Description of the task:
Please rewrite every line of the rows below as a JSON list of strings, one string per line, leaving out any blank lines.
# START OF Working data
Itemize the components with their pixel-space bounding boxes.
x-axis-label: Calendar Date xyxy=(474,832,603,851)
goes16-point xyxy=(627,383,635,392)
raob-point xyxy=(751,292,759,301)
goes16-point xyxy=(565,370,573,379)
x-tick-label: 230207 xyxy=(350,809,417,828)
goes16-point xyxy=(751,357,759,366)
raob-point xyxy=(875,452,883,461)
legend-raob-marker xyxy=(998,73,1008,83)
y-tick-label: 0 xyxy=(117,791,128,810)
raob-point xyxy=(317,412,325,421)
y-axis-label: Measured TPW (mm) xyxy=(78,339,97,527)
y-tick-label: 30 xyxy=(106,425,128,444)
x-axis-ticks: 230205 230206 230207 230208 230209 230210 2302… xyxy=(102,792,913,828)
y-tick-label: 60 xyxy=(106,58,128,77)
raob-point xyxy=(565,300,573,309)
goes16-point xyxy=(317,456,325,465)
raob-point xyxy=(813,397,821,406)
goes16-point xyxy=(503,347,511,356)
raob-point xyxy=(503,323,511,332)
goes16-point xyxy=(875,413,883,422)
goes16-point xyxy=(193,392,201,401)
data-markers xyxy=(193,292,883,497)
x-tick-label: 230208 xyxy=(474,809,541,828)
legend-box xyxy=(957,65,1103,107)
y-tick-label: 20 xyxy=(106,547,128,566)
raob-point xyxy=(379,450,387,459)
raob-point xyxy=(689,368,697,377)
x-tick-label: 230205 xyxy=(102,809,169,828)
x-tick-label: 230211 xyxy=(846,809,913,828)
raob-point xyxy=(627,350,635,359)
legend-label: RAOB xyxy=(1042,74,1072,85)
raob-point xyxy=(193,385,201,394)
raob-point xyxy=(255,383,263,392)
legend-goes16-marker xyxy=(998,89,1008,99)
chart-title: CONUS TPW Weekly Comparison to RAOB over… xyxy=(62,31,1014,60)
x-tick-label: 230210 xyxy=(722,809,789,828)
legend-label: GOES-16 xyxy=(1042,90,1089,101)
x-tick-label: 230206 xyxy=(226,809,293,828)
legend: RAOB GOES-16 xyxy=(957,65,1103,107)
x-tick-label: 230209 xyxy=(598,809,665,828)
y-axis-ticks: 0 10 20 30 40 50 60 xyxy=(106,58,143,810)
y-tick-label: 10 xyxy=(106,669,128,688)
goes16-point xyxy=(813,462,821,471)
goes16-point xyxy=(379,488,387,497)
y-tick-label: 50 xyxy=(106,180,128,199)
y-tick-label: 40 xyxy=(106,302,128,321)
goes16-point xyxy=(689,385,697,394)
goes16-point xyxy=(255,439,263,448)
# END OF Working data
In response:
[
  "Itemize the components with their pixel-space bounding boxes.",
  "x-axis-label: Calendar Date xyxy=(474,832,603,851)",
  "goes16-point xyxy=(627,383,635,392)",
  "raob-point xyxy=(751,292,759,301)",
  "goes16-point xyxy=(565,370,573,379)",
  "x-tick-label: 230207 xyxy=(350,809,417,828)",
  "goes16-point xyxy=(751,357,759,366)",
  "raob-point xyxy=(875,452,883,461)",
  "legend-raob-marker xyxy=(998,73,1008,83)",
  "y-tick-label: 0 xyxy=(117,791,128,810)",
  "raob-point xyxy=(317,412,325,421)",
  "y-axis-label: Measured TPW (mm) xyxy=(78,339,97,527)",
  "y-tick-label: 30 xyxy=(106,425,128,444)",
  "x-axis-ticks: 230205 230206 230207 230208 230209 230210 2302… xyxy=(102,792,913,828)",
  "y-tick-label: 60 xyxy=(106,58,128,77)",
  "raob-point xyxy=(565,300,573,309)",
  "goes16-point xyxy=(317,456,325,465)",
  "raob-point xyxy=(813,397,821,406)",
  "goes16-point xyxy=(503,347,511,356)",
  "raob-point xyxy=(503,323,511,332)",
  "goes16-point xyxy=(875,413,883,422)",
  "goes16-point xyxy=(193,392,201,401)",
  "data-markers xyxy=(193,292,883,497)",
  "x-tick-label: 230208 xyxy=(474,809,541,828)",
  "legend-box xyxy=(957,65,1103,107)",
  "y-tick-label: 20 xyxy=(106,547,128,566)",
  "raob-point xyxy=(379,450,387,459)",
  "raob-point xyxy=(689,368,697,377)",
  "x-tick-label: 230205 xyxy=(102,809,169,828)",
  "x-tick-label: 230211 xyxy=(846,809,913,828)",
  "raob-point xyxy=(627,350,635,359)",
  "legend-label: RAOB xyxy=(1042,74,1072,85)",
  "raob-point xyxy=(193,385,201,394)",
  "raob-point xyxy=(255,383,263,392)",
  "legend-goes16-marker xyxy=(998,89,1008,99)",
  "chart-title: CONUS TPW Weekly Comparison to RAOB over… xyxy=(62,31,1014,60)",
  "x-tick-label: 230210 xyxy=(722,809,789,828)",
  "legend-label: GOES-16 xyxy=(1042,90,1089,101)",
  "x-tick-label: 230206 xyxy=(226,809,293,828)",
  "legend: RAOB GOES-16 xyxy=(957,65,1103,107)",
  "x-tick-label: 230209 xyxy=(598,809,665,828)",
  "y-axis-ticks: 0 10 20 30 40 50 60 xyxy=(106,58,143,810)",
  "y-tick-label: 10 xyxy=(106,669,128,688)",
  "goes16-point xyxy=(813,462,821,471)",
  "goes16-point xyxy=(379,488,387,497)",
  "y-tick-label: 50 xyxy=(106,180,128,199)",
  "y-tick-label: 40 xyxy=(106,302,128,321)",
  "goes16-point xyxy=(689,385,697,394)",
  "goes16-point xyxy=(255,439,263,448)"
]